> WHAT TO DO: From the page on the Irish treebank research, copy word for word the passage between "A treebank is" and "language Proofing Tools.", inclusive.

My PhD research

I built a dependency treebank for the Irish language. The dependency labelling scheme is LFG-inspired, similar to that of Cetinoglu et al. (2010), with some amendments to suit the Irish language.

A treebank is a corpus (large collection of text) that has been annotated (tagged) with linguistic information regarding the structure of the sentences. Treebanks are valuable linguistic resources and are used as 'training data' by data-driven parsers that learn syntactical (structural) patterns from the annotated text through statistical methods.

As Irish is an under-resourced minority language, I took a bootstrapping approach to building a treebank and hope to have annotated 3,000 sentences in phase 1. The treebank was then used to induce a statistical parser for Irish.

The intended application of this work is future development of Irish language e-learning and CALL (Computer-Aided Language Learning) Systems, Hybrid English-Irish Machine Translation Systems, improved Irish language Search Engines and Irish language Proofing Tools.

My work was based on the research and Irish NLP (Natural Language Processing) tools developed by Elaine Uí Dhonnchadha of Trinity College Dublin. It involved extensive research on Irish syntax, treebank development, annotation scheme design, parser induction and empirical methods.

My PhD supervisers were:

  • Josef van Genabith, Dublin City University
  • Jennifer Foster, Dublin City University
  • Mark Dras at Macquarie University, Sydney

> COLLECTED MATERIAL:
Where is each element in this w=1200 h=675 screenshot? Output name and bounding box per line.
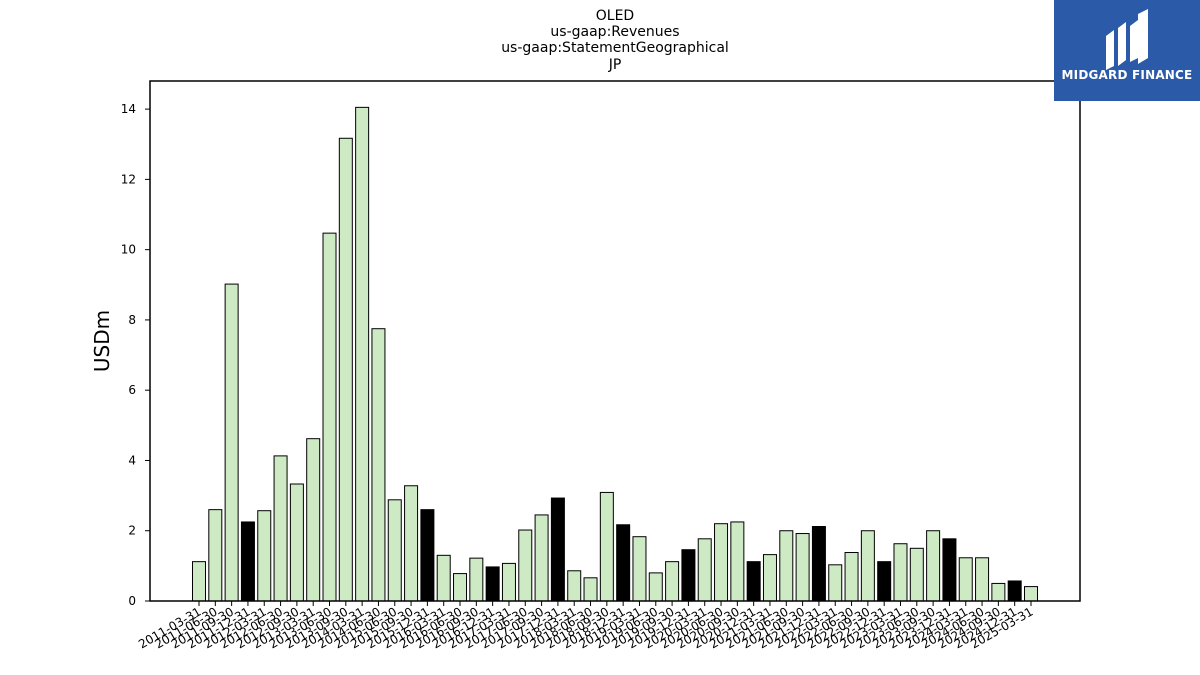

> FULL OUTPUT:
A treebank is a corpus (large collection of text) that has been annotated (tagged) with linguistic information regarding the structure of the sentences. Treebanks are valuable linguistic resources and are used as 'training data' by data-driven parsers that learn syntactical (structural) patterns from the annotated text through statistical methods.

As Irish is an under-resourced minority language, I took a bootstrapping approach to building a treebank and hope to have annotated 3,000 sentences in phase 1. The treebank was then used to induce a statistical parser for Irish.

The intended application of this work is future development of Irish language e-learning and CALL (Computer-Aided Language Learning) Systems, Hybrid English-Irish Machine Translation Systems, improved Irish language Search Engines and Irish language Proofing Tools.